What you need to do. State how many lines in the entries below contain "headline". Write nothing but the number.

Exercise data.
--- Start ---
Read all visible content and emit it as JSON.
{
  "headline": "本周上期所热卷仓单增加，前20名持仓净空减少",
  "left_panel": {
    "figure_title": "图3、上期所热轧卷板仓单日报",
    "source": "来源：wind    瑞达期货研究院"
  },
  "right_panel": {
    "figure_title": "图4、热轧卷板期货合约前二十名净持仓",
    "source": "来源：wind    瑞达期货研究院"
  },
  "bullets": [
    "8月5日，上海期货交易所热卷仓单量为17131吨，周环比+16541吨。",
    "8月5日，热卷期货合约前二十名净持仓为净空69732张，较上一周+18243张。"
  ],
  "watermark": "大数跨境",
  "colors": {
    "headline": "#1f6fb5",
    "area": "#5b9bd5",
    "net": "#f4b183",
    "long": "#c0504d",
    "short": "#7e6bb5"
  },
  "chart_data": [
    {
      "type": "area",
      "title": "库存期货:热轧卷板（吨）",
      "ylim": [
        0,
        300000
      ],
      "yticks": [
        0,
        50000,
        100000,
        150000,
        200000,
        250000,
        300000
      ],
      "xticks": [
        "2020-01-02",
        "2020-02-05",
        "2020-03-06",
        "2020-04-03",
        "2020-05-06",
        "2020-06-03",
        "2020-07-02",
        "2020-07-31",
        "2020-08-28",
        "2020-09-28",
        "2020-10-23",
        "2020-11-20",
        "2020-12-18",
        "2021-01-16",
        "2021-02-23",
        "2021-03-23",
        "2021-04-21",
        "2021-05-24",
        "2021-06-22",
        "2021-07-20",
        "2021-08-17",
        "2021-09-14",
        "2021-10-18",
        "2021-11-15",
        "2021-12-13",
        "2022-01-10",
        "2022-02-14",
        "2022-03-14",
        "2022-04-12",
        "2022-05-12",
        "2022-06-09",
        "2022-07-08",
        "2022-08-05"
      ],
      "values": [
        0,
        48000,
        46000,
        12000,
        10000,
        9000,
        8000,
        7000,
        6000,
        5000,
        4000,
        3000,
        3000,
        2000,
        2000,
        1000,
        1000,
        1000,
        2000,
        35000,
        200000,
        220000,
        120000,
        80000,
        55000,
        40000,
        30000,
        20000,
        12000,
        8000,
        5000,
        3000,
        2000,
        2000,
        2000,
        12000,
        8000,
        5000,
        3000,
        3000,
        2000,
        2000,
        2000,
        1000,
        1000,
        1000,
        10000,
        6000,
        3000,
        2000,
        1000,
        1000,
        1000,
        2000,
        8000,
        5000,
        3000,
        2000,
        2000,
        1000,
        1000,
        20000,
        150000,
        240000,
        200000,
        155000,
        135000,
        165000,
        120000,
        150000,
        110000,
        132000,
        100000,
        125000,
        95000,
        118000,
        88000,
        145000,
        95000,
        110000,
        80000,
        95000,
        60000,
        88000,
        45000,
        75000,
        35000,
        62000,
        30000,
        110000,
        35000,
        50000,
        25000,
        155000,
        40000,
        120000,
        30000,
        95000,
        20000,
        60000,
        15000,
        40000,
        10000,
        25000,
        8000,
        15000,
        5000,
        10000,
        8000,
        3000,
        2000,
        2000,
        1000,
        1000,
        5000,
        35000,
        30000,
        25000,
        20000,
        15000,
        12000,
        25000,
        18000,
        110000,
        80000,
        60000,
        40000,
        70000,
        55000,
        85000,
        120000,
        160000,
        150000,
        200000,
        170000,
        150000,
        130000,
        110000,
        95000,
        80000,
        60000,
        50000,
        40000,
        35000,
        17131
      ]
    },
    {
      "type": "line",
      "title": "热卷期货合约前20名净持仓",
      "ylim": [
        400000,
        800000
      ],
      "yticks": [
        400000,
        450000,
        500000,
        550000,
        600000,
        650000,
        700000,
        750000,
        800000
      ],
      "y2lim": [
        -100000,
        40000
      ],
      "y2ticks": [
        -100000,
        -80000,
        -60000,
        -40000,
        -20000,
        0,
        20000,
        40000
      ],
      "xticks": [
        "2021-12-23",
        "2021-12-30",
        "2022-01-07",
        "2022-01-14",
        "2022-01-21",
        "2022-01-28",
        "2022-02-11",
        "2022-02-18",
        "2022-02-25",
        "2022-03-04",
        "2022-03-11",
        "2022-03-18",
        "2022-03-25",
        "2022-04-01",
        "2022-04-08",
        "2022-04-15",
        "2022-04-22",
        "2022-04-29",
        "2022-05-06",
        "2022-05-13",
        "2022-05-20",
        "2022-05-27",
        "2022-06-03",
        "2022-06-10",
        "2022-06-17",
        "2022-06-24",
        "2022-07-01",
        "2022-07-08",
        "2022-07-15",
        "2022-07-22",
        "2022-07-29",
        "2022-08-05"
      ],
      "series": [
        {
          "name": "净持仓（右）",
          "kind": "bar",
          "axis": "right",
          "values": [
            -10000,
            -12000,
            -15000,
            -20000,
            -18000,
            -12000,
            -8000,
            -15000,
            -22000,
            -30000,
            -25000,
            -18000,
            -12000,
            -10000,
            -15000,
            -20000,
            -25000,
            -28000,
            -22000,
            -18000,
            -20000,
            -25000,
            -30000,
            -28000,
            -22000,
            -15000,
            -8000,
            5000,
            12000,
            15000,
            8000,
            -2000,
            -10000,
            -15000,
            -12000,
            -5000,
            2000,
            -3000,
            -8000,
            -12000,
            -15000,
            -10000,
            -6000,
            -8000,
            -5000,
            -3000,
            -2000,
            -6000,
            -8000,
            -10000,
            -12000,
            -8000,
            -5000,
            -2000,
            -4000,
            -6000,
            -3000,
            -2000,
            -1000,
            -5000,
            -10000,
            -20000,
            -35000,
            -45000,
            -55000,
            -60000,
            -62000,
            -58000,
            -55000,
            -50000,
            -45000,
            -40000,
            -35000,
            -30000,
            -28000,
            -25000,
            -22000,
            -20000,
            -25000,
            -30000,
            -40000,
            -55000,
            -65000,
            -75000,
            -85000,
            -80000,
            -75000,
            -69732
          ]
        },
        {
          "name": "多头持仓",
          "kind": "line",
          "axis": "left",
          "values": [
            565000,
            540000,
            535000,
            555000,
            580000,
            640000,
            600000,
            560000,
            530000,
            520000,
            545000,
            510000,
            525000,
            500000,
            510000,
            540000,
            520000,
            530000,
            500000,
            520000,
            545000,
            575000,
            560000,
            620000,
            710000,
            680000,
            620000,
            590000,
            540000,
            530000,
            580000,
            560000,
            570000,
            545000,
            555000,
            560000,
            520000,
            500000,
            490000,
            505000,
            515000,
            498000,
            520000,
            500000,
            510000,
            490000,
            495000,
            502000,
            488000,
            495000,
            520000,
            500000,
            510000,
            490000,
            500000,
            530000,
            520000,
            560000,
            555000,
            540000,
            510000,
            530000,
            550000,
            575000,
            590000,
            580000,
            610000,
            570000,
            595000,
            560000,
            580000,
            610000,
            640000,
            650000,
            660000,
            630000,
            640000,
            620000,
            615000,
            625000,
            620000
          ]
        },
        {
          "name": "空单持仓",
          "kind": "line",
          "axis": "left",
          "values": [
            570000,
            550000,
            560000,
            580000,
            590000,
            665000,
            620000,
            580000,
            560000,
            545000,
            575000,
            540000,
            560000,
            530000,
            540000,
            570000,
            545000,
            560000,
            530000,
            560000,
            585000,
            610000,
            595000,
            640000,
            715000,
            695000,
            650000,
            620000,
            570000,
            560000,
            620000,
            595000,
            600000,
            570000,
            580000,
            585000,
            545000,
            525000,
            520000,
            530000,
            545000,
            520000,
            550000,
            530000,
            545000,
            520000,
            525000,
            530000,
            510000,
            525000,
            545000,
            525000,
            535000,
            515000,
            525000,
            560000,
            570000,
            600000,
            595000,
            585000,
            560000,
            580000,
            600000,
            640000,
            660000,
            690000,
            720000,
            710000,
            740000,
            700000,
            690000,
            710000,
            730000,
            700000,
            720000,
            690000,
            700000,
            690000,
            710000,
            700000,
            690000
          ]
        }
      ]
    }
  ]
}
--- End ---
Answer in full. 2